◆ Data for this exercise:
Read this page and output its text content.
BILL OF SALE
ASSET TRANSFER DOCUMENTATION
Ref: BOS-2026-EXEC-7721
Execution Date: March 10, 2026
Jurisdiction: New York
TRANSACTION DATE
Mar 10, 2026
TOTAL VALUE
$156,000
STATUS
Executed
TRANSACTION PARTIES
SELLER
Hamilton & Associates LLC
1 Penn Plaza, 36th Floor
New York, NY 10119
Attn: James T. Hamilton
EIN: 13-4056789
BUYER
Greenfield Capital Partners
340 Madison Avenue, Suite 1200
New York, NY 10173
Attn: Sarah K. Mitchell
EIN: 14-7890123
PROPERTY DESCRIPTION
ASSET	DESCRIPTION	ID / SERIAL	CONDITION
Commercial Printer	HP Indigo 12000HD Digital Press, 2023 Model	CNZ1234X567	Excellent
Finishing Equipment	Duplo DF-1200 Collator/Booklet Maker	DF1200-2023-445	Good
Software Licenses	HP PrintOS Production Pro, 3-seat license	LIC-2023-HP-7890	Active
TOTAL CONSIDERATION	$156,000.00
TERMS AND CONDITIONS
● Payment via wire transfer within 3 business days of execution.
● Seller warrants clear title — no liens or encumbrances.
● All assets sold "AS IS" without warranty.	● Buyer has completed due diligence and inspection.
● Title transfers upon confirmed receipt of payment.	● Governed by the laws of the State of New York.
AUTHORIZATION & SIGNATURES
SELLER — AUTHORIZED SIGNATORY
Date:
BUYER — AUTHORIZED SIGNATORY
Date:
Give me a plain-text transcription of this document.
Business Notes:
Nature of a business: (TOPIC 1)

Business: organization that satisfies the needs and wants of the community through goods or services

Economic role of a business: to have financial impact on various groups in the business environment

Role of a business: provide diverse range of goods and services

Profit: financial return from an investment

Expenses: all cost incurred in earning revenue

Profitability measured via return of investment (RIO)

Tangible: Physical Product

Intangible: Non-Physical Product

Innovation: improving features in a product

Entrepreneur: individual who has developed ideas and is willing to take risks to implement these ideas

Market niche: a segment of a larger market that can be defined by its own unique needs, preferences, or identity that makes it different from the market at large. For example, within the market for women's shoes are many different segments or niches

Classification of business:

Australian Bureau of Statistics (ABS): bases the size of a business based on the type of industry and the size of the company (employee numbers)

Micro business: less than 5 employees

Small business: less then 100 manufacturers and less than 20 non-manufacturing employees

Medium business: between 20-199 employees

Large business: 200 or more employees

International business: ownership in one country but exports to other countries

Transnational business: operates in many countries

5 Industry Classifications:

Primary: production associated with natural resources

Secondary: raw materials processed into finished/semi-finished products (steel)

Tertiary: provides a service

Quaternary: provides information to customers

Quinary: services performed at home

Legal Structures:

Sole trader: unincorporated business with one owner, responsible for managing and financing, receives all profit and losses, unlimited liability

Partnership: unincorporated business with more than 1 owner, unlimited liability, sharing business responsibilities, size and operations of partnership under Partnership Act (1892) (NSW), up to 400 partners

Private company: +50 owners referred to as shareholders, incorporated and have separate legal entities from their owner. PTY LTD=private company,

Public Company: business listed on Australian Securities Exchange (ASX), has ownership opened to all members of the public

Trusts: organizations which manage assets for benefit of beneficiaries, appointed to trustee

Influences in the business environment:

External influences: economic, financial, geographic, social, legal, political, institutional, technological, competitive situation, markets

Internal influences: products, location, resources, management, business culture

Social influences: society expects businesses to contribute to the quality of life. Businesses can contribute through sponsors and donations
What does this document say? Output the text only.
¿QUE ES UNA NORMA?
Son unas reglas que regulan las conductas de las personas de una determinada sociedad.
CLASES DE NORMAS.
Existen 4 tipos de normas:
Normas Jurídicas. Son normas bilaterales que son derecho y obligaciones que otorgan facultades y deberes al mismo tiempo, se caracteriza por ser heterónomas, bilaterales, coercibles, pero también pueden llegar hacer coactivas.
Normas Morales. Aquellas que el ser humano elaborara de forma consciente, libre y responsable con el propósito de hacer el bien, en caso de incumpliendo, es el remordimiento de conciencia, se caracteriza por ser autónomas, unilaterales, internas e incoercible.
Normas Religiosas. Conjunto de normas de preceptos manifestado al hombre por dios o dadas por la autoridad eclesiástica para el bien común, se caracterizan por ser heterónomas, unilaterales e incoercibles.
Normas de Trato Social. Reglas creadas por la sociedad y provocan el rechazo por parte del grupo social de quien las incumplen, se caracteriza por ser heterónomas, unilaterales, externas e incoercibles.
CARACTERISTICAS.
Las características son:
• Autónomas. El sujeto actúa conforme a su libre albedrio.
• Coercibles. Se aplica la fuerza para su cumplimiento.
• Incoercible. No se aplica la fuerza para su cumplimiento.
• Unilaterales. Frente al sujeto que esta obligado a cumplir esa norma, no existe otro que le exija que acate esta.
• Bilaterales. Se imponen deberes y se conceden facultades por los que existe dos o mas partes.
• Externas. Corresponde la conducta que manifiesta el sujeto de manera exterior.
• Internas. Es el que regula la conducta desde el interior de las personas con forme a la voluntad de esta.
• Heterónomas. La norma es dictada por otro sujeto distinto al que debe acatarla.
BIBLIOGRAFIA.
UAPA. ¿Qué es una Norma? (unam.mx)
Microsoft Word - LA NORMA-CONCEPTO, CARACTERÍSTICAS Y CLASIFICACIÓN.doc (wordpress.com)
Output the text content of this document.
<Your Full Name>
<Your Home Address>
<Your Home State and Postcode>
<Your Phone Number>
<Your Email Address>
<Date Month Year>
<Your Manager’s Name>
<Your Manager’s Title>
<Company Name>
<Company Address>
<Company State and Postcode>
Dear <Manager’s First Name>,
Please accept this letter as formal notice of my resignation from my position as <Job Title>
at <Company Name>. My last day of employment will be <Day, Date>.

◆ Work instructions: Find each line that has the word "Physical", then copy it out.

◆ Task answer:
Tangible: Physical Product
Intangible: Non-Physical Product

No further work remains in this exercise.